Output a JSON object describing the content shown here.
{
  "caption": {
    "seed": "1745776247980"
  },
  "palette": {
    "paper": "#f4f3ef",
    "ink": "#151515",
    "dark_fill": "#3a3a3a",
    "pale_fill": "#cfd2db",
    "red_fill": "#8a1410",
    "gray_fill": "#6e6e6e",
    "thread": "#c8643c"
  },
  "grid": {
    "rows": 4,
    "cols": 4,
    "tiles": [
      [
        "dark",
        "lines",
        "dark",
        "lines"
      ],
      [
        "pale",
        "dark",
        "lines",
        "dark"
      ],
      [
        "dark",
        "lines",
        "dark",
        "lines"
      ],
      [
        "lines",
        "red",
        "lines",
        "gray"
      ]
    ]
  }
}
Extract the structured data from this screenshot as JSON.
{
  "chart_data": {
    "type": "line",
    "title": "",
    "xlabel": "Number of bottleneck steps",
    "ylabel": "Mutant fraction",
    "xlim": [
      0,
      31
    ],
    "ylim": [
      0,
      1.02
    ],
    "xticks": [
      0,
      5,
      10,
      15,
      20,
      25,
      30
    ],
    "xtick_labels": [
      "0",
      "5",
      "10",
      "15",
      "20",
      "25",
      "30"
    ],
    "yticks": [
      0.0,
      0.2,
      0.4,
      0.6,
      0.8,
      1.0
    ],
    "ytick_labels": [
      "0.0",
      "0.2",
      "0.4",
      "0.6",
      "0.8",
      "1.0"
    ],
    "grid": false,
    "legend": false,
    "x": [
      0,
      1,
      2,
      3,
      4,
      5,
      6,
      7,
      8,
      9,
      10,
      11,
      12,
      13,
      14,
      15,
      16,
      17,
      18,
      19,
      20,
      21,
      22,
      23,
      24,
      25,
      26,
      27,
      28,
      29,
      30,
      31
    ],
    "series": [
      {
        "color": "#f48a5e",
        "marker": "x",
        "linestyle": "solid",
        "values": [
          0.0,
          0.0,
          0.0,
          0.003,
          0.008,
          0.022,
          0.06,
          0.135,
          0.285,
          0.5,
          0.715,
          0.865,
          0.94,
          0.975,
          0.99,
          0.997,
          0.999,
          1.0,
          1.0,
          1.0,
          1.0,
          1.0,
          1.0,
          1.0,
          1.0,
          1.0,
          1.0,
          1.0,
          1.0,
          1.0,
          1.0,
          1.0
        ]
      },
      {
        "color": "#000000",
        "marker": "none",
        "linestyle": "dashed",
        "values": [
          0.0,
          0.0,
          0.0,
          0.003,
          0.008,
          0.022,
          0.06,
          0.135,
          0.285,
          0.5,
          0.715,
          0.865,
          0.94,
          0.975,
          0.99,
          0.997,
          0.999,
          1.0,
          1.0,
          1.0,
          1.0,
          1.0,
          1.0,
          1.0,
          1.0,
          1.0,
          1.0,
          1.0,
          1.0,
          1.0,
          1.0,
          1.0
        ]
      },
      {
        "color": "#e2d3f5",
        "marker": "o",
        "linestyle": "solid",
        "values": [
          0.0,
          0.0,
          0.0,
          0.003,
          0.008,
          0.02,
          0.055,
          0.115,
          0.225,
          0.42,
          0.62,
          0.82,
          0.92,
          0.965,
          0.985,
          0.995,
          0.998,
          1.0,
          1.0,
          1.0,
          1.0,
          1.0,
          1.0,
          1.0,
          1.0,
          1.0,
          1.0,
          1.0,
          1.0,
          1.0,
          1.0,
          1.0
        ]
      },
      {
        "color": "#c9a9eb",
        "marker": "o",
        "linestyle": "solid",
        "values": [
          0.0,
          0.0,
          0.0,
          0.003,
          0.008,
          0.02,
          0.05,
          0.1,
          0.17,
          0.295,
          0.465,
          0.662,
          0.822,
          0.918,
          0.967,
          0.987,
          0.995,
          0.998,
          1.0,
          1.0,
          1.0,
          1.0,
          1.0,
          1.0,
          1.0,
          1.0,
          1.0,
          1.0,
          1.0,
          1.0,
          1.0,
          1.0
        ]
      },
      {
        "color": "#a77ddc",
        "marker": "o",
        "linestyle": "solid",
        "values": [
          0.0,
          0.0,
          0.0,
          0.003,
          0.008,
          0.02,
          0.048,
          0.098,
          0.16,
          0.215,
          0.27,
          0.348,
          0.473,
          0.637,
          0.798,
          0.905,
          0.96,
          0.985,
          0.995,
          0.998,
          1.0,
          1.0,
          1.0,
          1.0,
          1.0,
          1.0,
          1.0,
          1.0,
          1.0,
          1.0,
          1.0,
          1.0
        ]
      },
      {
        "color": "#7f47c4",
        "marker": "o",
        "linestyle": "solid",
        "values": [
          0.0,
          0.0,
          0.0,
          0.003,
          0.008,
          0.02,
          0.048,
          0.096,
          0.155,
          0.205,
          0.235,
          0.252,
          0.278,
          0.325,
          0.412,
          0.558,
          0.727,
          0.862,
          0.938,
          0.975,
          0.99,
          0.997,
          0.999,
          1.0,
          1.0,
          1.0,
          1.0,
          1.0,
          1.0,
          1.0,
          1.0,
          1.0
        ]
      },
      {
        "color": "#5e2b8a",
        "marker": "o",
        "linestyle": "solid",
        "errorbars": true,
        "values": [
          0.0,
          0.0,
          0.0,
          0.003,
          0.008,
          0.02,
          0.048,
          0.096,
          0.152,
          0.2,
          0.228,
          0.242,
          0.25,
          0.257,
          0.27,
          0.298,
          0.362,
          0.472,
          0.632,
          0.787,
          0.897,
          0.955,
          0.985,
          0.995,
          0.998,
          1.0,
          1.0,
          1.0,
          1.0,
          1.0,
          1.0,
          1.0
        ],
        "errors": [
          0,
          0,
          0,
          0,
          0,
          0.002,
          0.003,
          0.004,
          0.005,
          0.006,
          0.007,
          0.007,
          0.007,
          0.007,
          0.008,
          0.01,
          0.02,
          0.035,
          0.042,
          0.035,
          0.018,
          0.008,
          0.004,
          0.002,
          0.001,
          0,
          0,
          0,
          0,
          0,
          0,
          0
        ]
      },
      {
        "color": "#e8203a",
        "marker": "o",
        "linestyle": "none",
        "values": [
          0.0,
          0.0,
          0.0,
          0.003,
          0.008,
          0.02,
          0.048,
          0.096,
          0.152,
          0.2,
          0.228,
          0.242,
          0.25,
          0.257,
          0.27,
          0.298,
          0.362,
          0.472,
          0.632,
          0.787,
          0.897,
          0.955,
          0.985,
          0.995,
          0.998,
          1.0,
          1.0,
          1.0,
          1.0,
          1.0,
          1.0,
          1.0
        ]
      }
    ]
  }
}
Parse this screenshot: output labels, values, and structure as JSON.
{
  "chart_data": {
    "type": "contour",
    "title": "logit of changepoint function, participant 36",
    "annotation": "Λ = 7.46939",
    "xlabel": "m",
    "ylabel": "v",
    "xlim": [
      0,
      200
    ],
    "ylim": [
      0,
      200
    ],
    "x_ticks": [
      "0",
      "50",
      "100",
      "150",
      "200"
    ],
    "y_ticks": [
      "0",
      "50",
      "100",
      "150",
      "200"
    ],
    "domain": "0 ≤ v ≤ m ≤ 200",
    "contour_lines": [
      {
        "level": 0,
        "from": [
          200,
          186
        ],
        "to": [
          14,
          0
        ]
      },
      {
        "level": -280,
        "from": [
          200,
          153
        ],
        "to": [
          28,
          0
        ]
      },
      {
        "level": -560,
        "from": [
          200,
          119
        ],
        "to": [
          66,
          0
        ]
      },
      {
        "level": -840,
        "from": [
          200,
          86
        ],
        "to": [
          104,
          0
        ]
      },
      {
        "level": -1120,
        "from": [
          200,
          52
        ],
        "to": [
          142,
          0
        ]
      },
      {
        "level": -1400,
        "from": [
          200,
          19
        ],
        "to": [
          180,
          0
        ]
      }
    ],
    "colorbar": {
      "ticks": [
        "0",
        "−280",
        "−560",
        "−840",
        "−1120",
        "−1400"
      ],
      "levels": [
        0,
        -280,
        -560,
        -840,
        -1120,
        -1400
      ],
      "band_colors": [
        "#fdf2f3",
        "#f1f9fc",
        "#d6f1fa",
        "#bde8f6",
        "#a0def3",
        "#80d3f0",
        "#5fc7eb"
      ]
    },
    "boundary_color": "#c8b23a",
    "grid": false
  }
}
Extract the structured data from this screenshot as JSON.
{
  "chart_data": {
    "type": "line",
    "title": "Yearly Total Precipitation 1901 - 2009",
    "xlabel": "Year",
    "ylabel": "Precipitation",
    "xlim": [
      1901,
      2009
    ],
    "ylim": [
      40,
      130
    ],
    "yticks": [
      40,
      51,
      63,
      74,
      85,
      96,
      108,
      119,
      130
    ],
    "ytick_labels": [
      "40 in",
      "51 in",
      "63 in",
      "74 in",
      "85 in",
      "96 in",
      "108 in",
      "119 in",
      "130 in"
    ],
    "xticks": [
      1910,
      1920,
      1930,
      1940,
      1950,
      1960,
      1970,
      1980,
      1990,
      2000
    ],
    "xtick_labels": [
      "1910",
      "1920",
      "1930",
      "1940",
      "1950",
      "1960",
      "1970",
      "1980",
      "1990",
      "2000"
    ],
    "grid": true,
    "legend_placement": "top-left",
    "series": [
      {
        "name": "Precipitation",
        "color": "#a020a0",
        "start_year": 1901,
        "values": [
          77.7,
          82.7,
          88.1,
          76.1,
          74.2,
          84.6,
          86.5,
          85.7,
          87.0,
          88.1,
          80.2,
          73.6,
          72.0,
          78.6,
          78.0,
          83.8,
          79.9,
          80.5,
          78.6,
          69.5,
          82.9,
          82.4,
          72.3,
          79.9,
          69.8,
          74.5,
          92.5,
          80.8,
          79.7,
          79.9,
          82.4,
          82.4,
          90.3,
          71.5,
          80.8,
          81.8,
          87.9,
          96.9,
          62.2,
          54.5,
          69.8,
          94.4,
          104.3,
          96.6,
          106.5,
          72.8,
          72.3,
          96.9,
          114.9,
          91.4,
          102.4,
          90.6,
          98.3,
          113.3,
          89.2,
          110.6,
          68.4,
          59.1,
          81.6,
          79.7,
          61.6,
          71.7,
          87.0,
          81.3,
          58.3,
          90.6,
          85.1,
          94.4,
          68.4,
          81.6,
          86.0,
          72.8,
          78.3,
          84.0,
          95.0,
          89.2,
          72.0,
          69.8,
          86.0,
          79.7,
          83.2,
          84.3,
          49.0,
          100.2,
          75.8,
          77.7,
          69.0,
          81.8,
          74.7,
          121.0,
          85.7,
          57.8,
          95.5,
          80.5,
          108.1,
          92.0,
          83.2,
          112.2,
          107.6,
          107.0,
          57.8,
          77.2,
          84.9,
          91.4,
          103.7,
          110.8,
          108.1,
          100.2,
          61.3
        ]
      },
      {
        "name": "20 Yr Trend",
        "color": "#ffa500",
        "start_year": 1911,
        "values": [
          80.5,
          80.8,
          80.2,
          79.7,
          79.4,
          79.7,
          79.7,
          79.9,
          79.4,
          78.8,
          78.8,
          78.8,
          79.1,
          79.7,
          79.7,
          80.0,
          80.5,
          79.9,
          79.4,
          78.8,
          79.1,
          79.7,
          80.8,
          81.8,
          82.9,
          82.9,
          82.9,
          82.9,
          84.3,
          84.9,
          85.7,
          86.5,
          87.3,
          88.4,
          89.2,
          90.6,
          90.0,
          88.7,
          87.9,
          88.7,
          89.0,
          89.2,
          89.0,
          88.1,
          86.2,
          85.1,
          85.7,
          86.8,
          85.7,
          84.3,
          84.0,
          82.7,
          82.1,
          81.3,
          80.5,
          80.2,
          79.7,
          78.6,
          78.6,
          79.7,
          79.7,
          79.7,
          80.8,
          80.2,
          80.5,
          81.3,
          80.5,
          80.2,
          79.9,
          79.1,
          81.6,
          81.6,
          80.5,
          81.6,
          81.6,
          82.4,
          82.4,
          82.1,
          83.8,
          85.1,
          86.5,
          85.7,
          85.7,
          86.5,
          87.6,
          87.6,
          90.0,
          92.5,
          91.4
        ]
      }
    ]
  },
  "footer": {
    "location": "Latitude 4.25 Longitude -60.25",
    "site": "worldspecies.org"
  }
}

* _PROMPT_: Pull out each line of the entries that contains "name".

* _EXERCISE SOLUTION_:
        "name": "Precipitation",
        "name": "20 Yr Trend",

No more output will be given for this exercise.